Every line of the data that contains the string "Karimi" must be copied.

== Source records ==
○ ○ ○
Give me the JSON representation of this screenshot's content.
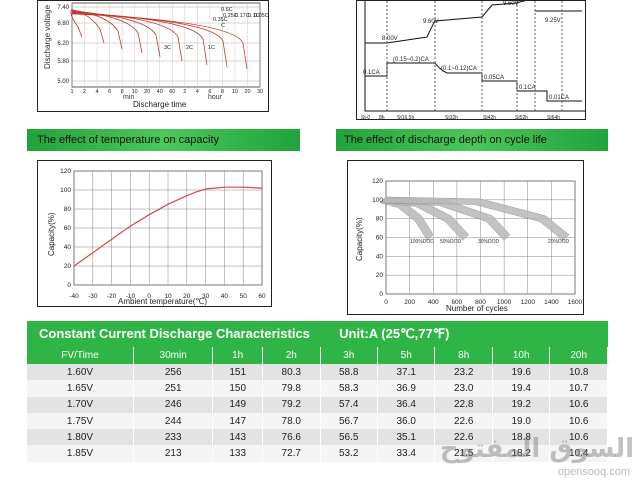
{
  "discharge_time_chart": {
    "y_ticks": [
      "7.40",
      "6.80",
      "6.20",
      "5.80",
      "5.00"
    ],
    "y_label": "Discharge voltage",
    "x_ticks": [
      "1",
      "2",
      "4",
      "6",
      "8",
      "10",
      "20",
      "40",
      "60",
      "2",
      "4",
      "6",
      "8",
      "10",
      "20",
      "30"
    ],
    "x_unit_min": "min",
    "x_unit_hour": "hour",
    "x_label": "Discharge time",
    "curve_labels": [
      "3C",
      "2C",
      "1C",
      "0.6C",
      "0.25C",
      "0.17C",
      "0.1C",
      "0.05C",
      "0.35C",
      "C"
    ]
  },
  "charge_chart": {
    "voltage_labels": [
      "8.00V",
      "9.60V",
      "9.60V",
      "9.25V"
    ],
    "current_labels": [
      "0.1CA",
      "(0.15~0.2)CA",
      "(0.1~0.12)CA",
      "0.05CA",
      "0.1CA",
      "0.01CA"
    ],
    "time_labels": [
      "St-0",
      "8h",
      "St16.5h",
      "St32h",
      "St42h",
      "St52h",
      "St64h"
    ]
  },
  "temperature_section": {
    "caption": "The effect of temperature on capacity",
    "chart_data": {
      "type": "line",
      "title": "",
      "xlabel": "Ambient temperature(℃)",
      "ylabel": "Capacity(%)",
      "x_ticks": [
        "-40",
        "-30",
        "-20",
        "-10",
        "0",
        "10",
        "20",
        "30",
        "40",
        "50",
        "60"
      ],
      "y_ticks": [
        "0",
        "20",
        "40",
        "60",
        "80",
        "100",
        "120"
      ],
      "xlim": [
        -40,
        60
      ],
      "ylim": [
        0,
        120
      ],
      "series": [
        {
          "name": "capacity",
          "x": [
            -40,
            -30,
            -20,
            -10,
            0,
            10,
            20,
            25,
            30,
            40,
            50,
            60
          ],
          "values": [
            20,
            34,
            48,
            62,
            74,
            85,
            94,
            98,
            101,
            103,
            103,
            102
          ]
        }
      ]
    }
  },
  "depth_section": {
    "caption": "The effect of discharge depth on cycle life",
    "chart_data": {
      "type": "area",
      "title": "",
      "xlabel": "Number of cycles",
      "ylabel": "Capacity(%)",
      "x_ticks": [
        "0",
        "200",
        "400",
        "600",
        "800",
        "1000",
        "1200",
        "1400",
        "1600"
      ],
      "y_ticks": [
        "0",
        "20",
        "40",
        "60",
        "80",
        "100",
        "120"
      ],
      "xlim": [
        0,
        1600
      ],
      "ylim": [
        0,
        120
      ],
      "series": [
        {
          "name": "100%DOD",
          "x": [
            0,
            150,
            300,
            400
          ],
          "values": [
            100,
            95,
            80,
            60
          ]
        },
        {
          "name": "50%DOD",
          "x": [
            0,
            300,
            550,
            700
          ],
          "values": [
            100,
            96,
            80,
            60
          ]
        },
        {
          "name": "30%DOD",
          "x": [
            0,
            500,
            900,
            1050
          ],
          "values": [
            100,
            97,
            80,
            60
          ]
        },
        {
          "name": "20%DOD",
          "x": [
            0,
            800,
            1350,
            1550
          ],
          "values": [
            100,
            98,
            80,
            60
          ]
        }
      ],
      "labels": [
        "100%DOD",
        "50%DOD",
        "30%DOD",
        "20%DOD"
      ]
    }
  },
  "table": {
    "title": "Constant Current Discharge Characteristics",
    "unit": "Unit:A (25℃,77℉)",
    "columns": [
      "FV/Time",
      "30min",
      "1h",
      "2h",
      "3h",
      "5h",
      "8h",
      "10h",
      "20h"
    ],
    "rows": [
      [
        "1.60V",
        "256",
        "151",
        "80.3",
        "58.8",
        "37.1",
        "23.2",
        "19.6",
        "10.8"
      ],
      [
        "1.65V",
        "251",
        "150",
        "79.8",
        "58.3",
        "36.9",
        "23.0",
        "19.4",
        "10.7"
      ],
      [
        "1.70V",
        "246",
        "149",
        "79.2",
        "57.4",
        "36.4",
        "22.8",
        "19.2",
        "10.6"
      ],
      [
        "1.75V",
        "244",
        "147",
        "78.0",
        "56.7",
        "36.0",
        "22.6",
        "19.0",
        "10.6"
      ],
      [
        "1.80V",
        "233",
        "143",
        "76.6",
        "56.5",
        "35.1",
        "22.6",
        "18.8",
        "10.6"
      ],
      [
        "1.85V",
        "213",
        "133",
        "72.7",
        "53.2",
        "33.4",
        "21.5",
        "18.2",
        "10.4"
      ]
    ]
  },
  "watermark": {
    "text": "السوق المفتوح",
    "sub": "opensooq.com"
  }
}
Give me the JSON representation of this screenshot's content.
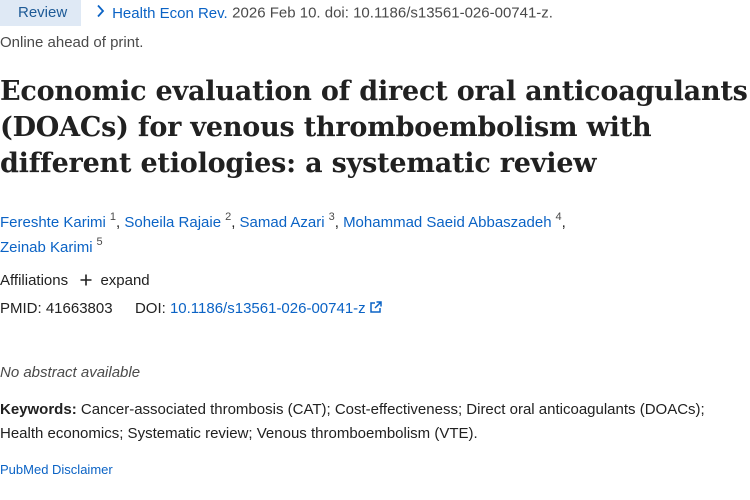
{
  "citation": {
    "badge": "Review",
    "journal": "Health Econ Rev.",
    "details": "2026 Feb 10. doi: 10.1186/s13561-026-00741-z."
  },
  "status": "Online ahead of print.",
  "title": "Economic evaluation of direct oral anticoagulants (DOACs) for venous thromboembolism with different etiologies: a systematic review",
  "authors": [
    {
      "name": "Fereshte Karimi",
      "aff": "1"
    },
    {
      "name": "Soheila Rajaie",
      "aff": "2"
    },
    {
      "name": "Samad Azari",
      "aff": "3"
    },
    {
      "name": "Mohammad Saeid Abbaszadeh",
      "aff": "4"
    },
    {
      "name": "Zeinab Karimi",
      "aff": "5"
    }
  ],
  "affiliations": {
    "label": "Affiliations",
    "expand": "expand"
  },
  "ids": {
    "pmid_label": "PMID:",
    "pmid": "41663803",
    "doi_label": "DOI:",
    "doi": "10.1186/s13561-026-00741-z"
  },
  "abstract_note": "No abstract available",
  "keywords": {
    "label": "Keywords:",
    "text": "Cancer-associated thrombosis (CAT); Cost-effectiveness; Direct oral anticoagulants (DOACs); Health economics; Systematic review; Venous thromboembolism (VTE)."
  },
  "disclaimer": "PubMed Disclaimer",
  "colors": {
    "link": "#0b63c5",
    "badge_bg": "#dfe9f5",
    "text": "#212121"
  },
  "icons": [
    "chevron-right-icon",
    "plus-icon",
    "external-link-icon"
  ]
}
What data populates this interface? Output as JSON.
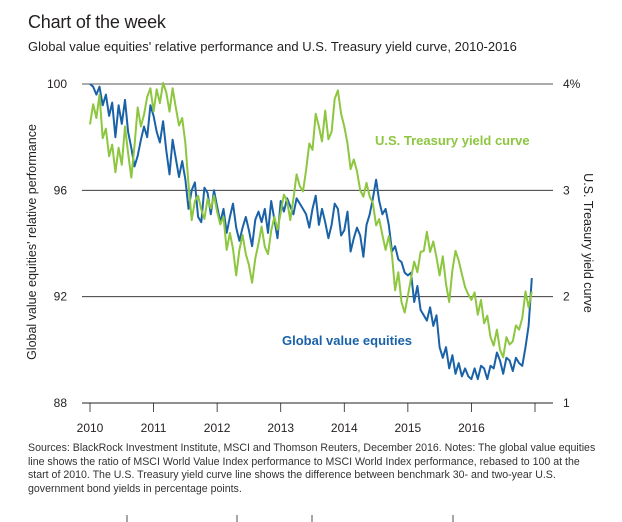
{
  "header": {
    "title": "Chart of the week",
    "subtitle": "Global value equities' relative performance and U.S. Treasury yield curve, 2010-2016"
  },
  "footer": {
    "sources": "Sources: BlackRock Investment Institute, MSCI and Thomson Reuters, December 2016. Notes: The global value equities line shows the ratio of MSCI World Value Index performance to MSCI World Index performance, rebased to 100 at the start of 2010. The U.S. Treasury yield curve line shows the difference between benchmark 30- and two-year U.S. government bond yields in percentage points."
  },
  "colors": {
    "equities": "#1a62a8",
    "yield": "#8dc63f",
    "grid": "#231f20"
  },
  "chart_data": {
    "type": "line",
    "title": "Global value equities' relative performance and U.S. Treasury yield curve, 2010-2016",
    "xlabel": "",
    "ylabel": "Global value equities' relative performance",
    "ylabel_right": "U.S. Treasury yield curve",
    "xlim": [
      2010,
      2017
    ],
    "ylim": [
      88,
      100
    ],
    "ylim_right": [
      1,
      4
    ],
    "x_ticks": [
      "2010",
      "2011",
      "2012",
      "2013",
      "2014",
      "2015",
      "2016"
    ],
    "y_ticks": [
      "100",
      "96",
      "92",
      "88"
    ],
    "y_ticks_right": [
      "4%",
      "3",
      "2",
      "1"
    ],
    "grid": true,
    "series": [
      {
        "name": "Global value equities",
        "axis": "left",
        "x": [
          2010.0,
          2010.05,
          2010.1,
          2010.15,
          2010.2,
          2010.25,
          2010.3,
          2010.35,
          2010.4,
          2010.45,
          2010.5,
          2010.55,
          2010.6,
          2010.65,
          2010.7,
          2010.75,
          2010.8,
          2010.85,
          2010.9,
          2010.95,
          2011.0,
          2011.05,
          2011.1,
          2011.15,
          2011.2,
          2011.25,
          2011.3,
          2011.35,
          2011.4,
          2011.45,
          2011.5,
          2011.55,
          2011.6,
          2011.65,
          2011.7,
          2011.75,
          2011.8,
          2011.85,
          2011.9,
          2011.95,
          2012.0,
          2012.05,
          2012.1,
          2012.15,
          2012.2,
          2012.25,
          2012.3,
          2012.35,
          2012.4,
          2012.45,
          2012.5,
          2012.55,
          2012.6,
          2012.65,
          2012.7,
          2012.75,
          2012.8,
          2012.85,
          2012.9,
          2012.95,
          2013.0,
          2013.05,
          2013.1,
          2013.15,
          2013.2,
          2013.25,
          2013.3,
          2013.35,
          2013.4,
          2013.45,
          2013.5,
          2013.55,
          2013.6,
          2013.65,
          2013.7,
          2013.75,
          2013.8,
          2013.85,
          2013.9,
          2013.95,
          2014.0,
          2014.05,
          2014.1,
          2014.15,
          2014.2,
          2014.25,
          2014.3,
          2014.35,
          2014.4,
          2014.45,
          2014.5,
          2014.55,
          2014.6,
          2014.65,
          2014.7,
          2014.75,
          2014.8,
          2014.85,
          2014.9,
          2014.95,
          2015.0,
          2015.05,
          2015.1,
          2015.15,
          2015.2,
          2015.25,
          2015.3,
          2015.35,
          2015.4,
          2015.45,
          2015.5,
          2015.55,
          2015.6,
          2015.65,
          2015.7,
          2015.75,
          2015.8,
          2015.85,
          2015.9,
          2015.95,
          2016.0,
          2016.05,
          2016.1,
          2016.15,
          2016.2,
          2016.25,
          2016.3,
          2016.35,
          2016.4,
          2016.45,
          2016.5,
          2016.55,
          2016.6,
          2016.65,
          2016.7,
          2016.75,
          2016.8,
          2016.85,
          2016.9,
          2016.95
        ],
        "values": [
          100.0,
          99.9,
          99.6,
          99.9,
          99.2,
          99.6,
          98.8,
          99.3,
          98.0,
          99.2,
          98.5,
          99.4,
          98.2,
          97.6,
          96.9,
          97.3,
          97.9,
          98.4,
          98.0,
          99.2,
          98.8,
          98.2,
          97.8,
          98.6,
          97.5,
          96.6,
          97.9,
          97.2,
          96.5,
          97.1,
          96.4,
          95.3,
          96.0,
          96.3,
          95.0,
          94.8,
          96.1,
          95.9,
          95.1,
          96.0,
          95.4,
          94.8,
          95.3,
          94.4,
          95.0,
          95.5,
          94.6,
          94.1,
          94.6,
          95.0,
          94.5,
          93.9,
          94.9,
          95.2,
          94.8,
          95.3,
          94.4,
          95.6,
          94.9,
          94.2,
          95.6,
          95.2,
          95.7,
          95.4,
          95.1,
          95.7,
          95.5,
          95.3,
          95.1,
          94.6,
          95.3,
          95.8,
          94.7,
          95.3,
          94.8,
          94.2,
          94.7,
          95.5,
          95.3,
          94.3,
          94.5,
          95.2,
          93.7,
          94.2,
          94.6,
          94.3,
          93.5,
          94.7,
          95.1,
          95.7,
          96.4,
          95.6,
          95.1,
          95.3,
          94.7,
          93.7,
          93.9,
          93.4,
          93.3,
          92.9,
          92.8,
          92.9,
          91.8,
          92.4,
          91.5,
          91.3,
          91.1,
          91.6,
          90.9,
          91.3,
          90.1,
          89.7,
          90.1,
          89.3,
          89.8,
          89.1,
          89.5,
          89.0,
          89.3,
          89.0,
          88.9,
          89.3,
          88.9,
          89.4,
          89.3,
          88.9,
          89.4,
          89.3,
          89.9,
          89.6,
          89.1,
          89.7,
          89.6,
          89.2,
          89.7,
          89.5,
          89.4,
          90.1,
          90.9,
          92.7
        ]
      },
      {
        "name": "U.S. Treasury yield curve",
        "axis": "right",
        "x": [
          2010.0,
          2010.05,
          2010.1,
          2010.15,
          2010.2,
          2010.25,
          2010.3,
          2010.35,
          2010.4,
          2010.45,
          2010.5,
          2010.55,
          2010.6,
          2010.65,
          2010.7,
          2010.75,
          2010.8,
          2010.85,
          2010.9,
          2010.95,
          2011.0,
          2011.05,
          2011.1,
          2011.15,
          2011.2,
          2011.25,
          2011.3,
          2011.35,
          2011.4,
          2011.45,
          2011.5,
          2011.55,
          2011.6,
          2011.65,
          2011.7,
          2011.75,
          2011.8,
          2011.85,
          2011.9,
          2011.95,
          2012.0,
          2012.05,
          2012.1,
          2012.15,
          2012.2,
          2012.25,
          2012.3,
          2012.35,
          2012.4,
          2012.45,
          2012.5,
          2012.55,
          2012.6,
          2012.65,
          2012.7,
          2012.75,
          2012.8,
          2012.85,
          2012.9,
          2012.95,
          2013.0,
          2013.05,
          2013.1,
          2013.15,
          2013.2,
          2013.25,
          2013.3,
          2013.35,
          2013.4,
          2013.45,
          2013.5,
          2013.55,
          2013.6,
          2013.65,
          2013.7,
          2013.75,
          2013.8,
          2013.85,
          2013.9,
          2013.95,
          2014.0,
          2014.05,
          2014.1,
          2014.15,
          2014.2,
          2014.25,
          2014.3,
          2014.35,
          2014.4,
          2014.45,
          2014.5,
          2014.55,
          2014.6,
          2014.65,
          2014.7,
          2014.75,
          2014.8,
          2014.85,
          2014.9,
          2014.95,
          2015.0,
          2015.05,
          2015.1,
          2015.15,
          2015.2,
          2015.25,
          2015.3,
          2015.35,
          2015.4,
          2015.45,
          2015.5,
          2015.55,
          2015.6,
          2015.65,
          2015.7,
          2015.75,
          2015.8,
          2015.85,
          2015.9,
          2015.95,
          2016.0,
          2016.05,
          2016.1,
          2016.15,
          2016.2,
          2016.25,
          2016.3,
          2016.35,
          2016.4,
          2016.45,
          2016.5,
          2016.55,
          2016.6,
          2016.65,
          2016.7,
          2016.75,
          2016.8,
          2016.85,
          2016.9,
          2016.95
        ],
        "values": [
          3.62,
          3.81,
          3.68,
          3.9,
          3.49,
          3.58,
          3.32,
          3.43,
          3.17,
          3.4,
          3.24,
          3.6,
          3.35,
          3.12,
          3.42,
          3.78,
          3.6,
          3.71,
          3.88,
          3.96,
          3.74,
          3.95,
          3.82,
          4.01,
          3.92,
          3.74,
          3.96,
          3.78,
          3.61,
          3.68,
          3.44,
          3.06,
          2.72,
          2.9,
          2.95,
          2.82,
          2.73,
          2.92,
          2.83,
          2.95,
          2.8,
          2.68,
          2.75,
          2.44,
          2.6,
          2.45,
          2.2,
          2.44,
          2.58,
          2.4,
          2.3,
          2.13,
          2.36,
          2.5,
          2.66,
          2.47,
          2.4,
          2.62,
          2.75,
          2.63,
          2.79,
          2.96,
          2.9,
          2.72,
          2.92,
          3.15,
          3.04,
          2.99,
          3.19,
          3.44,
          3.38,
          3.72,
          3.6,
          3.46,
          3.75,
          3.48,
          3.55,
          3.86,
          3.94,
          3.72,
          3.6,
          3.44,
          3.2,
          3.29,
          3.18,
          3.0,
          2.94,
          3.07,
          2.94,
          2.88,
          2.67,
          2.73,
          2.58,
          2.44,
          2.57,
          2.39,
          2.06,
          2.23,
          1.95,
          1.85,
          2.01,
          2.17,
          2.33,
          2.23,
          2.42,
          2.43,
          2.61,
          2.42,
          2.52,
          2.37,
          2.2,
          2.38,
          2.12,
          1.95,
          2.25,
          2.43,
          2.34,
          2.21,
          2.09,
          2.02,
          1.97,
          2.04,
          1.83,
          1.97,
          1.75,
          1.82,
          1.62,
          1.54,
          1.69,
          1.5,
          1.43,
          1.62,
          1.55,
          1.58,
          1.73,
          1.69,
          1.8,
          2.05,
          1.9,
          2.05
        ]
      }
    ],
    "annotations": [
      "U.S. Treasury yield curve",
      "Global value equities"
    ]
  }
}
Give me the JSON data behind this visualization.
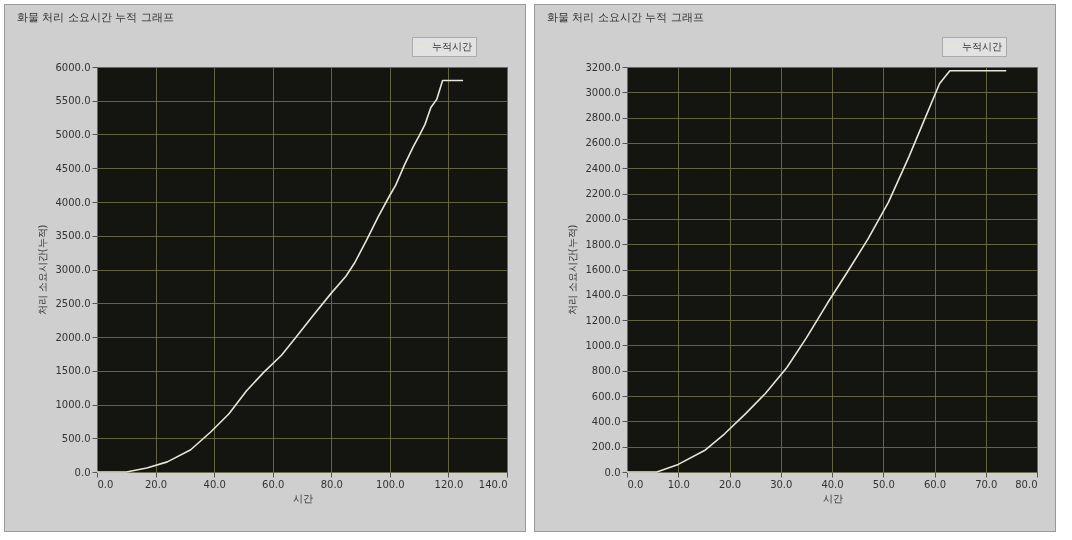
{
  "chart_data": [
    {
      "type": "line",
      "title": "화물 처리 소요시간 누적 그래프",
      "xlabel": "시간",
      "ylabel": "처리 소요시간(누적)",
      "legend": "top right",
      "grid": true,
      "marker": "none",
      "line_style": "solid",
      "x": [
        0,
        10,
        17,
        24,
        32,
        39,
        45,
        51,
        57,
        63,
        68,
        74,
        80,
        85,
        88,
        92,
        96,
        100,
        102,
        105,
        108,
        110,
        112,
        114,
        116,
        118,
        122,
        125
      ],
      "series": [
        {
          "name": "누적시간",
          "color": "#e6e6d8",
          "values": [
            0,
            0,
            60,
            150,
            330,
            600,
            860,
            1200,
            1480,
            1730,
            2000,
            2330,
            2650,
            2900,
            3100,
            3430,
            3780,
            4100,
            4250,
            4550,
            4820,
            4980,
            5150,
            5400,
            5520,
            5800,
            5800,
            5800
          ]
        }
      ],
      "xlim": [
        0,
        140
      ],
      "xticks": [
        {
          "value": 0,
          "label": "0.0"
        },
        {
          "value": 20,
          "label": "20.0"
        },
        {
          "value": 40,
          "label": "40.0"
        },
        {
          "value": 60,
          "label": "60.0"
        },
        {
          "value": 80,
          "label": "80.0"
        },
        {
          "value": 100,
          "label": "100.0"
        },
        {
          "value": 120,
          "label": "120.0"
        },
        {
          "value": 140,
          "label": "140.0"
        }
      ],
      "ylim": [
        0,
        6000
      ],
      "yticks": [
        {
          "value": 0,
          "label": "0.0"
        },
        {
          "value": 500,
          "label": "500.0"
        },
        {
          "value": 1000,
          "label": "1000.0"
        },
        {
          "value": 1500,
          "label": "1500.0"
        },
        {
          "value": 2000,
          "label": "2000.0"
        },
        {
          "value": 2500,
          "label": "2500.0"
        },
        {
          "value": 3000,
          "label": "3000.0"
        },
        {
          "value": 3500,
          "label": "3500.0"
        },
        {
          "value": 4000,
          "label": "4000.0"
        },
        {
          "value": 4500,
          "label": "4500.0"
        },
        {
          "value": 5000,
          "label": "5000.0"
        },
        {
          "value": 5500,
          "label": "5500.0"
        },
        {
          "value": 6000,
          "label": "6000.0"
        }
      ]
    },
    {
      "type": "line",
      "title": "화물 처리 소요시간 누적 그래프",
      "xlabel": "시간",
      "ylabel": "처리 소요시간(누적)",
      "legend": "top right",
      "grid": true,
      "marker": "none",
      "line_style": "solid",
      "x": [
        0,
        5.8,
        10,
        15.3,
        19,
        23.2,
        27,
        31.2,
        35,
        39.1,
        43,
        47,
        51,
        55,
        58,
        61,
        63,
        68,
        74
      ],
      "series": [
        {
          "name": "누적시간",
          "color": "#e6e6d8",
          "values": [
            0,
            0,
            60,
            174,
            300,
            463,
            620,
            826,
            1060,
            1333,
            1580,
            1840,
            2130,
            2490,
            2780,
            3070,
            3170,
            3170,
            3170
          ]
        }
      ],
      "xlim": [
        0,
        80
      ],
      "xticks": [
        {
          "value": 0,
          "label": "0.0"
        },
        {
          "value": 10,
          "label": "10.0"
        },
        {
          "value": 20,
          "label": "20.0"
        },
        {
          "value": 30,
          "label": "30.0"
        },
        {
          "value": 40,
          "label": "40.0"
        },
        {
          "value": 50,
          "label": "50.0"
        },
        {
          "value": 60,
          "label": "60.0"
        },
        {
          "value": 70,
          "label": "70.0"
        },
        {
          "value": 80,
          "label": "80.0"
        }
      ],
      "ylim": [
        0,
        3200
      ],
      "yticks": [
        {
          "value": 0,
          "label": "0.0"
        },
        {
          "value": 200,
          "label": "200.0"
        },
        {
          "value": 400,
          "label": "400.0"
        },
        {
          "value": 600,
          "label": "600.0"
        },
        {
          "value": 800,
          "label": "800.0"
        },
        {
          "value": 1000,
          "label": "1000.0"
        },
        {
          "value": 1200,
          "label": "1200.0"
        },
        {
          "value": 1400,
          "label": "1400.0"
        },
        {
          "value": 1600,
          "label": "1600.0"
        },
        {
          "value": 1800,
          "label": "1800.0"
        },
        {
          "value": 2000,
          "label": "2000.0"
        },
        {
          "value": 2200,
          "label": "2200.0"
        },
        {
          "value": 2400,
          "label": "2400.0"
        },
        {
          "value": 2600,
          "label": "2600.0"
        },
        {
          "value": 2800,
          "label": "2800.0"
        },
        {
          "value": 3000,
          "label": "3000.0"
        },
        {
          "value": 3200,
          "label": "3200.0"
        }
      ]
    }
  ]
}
○ ○ ○
== Exercise answer ==
      "name": "Fereshte Karimi",
      "name": "Zeinab Karimi",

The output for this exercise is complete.